▶ What needs to be done:
All records should be reproduced verbatim.

▶ Material for this task:
— begin —

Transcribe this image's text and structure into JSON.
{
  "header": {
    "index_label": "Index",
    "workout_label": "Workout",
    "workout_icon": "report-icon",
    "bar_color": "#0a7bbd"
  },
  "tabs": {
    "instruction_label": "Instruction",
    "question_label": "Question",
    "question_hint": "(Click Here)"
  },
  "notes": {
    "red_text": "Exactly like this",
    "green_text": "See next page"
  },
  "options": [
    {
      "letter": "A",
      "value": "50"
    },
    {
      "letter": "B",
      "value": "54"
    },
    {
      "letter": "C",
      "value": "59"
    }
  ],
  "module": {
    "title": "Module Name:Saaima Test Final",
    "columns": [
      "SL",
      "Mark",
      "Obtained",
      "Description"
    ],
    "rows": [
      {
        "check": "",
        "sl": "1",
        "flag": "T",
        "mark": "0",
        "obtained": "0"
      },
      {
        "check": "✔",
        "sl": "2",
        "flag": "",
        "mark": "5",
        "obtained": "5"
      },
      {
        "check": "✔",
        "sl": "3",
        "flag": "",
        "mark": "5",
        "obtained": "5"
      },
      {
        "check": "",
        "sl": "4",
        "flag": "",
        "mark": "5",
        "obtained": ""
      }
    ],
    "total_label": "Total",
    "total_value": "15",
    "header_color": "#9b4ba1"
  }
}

— end —

▶ Expected output:
Transcribe this image's text and structure into JSON.
{
  "header": {
    "index_label": "Index",
    "workout_label": "Workout",
    "workout_icon": "report-icon",
    "bar_color": "#0a7bbd"
  },
  "tabs": {
    "instruction_label": "Instruction",
    "question_label": "Question",
    "question_hint": "(Click Here)"
  },
  "notes": {
    "red_text": "Exactly like this",
    "green_text": "See next page"
  },
  "options": [
    {
      "letter": "A",
      "value": "50"
    },
    {
      "letter": "B",
      "value": "54"
    },
    {
      "letter": "C",
      "value": "59"
    }
  ],
  "module": {
    "title": "Module Name:Saaima Test Final",
    "columns": [
      "SL",
      "Mark",
      "Obtained",
      "Description"
    ],
    "rows": [
      {
        "check": "",
        "sl": "1",
        "flag": "T",
        "mark": "0",
        "obtained": "0"
      },
      {
        "check": "✔",
        "sl": "2",
        "flag": "",
        "mark": "5",
        "obtained": "5"
      },
      {
        "check": "✔",
        "sl": "3",
        "flag": "",
        "mark": "5",
        "obtained": "5"
      },
      {
        "check": "",
        "sl": "4",
        "flag": "",
        "mark": "5",
        "obtained": ""
      }
    ],
    "total_label": "Total",
    "total_value": "15",
    "header_color": "#9b4ba1"
  }
}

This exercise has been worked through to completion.